**INPUT DATA**:
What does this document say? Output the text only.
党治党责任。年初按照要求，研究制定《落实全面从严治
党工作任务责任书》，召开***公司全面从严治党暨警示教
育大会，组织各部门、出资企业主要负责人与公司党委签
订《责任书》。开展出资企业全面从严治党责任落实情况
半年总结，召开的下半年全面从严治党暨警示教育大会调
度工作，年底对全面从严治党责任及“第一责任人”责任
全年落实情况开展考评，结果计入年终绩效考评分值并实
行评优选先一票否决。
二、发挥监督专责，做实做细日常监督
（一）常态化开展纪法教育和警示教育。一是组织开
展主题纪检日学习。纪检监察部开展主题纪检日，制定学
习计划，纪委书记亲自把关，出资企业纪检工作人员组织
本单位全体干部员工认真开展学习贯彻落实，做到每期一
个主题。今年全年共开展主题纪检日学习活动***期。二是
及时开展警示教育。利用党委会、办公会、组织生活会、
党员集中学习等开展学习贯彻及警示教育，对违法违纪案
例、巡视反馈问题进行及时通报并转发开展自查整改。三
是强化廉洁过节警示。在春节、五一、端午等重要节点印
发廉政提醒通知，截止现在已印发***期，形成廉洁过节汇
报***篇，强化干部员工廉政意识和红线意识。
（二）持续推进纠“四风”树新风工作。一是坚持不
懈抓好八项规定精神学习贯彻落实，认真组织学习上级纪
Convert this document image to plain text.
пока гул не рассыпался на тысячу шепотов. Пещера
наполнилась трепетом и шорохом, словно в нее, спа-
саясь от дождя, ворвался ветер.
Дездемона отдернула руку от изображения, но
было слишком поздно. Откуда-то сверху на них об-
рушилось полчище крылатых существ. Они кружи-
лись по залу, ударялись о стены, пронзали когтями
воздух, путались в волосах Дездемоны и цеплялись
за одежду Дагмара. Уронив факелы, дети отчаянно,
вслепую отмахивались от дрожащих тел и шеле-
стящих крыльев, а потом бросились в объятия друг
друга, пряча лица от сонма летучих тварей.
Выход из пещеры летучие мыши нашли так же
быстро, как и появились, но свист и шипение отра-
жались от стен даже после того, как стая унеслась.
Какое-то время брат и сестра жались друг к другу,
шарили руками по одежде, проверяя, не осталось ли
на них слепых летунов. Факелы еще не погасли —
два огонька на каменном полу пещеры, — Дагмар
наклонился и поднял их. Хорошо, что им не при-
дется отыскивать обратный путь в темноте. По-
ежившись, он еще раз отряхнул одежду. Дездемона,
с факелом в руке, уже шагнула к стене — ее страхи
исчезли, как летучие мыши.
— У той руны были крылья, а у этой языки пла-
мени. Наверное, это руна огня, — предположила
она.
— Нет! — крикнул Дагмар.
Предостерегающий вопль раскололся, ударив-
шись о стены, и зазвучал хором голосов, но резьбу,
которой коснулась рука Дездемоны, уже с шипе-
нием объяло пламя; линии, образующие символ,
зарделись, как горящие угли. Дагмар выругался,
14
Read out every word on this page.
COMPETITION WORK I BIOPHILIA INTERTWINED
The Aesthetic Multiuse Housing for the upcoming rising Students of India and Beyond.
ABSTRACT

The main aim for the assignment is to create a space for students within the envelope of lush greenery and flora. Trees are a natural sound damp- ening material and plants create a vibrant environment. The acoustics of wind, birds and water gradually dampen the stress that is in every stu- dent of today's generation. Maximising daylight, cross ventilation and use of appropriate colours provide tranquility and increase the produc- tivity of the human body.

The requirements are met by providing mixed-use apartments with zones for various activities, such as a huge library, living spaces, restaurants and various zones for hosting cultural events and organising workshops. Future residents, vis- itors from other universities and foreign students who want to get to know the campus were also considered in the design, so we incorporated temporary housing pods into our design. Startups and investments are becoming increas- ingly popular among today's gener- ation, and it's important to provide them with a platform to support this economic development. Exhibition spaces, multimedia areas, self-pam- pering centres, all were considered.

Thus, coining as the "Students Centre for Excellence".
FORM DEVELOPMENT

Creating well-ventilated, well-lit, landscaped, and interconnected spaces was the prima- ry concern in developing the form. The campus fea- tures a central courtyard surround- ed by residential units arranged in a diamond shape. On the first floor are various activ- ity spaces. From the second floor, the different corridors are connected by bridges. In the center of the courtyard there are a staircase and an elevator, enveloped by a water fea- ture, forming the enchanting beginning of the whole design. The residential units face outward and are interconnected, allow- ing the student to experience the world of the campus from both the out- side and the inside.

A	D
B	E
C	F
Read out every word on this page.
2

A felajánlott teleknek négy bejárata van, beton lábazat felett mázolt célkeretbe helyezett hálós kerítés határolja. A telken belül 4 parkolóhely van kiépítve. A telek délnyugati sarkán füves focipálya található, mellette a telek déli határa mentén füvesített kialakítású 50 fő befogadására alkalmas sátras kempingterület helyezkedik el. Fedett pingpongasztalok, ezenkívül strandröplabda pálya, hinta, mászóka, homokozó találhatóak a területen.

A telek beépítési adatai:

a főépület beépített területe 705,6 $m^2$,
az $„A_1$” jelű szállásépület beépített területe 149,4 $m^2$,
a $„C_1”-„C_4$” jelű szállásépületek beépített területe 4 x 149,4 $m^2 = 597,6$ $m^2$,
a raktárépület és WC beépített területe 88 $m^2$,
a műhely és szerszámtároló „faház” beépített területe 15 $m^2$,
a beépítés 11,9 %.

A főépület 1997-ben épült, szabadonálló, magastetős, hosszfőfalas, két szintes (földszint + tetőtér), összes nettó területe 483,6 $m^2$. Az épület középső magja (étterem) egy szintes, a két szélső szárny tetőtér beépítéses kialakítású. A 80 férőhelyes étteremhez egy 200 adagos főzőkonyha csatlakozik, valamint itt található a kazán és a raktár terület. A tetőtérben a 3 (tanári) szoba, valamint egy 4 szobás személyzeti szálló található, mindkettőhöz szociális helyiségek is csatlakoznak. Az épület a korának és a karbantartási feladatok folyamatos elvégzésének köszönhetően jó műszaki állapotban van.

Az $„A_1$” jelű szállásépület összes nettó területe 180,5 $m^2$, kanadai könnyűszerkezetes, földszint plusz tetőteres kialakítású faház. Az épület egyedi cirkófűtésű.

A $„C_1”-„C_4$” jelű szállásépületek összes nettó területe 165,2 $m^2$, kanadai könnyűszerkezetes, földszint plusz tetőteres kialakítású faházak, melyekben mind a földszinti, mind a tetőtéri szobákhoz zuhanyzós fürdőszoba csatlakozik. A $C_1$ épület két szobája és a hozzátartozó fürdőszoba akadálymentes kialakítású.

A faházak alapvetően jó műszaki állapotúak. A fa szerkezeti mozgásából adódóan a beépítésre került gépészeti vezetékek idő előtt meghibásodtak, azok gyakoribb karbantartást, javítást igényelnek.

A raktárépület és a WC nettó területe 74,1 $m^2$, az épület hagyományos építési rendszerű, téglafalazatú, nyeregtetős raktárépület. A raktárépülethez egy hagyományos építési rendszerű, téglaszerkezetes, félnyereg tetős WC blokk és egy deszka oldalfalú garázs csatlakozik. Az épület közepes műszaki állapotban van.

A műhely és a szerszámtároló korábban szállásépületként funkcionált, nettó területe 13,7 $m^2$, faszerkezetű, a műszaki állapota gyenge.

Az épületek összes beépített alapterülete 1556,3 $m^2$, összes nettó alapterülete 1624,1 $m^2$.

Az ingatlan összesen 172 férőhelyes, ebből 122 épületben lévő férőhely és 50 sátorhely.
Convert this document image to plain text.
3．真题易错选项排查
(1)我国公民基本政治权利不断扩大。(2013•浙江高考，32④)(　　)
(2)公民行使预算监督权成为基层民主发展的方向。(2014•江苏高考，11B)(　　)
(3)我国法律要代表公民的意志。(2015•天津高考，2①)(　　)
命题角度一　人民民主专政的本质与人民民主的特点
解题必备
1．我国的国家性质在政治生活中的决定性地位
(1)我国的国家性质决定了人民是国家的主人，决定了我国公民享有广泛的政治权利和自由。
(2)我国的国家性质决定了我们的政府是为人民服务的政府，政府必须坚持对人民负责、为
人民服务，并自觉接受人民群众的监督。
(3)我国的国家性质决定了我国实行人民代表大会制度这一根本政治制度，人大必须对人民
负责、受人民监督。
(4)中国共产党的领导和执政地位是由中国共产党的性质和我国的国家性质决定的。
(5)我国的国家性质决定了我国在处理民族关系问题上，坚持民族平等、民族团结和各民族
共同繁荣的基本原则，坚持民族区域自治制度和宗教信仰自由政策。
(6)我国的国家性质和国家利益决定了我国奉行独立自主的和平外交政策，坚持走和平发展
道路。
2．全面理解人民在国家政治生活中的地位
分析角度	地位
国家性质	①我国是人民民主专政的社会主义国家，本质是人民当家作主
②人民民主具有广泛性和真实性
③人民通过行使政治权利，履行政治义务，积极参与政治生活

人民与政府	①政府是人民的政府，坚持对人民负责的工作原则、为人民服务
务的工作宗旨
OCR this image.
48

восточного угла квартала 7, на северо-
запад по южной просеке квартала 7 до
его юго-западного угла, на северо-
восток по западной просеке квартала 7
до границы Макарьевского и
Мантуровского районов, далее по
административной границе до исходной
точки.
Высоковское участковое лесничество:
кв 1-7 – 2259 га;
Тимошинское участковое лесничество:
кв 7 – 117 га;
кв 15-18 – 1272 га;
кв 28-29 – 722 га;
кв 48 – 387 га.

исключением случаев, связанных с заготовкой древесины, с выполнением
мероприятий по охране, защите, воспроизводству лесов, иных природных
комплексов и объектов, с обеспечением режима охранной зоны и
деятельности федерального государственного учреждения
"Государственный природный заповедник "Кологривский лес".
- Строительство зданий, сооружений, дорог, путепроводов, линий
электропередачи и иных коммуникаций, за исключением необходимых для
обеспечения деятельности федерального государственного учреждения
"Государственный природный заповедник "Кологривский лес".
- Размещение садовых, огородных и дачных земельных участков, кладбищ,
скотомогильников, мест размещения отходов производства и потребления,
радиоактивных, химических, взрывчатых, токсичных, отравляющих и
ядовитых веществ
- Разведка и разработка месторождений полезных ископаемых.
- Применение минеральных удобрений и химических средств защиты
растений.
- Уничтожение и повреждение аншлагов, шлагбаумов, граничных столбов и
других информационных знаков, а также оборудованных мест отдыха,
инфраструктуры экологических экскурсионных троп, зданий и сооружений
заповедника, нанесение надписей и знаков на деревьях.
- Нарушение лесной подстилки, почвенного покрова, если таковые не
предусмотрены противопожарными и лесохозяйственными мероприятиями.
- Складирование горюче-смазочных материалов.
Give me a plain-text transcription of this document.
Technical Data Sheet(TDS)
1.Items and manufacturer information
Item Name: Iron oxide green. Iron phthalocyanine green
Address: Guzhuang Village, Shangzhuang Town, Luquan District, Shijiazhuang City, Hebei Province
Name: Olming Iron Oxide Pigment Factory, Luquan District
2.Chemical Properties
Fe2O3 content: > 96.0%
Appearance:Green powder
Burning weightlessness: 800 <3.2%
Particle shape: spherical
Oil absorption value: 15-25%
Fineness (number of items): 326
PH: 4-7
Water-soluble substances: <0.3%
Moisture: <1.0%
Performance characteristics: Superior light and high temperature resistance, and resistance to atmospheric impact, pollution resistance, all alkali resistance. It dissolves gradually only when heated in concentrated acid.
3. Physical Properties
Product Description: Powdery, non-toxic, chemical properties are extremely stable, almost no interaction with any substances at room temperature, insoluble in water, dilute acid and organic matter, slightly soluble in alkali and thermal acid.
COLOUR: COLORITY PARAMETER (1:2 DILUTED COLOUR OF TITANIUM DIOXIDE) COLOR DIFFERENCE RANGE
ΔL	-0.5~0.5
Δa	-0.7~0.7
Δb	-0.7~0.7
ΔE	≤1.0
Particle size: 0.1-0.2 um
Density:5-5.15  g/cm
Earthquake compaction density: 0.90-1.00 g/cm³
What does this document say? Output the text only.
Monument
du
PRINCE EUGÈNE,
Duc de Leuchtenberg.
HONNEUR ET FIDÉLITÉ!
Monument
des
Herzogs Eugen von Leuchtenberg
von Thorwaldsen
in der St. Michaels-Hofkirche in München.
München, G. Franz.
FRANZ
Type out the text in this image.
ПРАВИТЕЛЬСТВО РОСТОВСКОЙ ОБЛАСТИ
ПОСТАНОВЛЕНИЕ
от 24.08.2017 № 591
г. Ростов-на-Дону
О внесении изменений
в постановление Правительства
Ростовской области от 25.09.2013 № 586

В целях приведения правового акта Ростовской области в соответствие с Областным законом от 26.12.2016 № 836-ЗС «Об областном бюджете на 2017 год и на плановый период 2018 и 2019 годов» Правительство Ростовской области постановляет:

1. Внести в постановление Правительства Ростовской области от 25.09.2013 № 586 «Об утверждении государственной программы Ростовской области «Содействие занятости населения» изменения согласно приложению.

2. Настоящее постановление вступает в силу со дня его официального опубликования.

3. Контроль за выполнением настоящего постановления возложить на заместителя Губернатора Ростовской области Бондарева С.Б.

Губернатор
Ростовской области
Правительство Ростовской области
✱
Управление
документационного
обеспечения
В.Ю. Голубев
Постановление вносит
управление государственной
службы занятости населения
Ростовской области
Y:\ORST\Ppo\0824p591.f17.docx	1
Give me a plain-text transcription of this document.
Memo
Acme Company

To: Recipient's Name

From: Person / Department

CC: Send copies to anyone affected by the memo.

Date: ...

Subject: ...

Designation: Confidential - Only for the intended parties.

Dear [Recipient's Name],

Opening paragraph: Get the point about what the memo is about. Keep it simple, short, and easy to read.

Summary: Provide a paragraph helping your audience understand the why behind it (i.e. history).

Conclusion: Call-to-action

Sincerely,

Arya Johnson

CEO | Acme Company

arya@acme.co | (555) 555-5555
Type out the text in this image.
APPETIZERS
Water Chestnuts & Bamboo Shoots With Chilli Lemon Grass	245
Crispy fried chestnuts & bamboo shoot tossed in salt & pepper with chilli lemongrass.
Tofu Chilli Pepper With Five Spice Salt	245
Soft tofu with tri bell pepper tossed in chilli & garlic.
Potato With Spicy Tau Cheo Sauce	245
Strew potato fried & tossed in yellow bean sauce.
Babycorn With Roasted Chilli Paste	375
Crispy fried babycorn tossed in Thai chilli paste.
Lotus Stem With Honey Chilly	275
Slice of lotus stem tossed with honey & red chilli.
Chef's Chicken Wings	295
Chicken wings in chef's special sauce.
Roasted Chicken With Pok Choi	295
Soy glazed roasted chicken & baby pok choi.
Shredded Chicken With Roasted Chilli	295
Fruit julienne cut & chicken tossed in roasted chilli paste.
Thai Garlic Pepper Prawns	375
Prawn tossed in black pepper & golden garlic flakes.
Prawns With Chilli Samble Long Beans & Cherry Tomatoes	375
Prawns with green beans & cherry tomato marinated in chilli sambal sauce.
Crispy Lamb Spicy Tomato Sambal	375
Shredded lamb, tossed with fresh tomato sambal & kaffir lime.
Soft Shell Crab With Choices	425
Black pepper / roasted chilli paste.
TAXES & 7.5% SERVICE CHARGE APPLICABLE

**PROBLEM STATEMENT**: Copy every line above that includes the string "Soft".

**TASK SOLUTION**:
Soft tofu with tri bell pepper tossed in chilli & garlic.
Soft Shell Crab With Choices	425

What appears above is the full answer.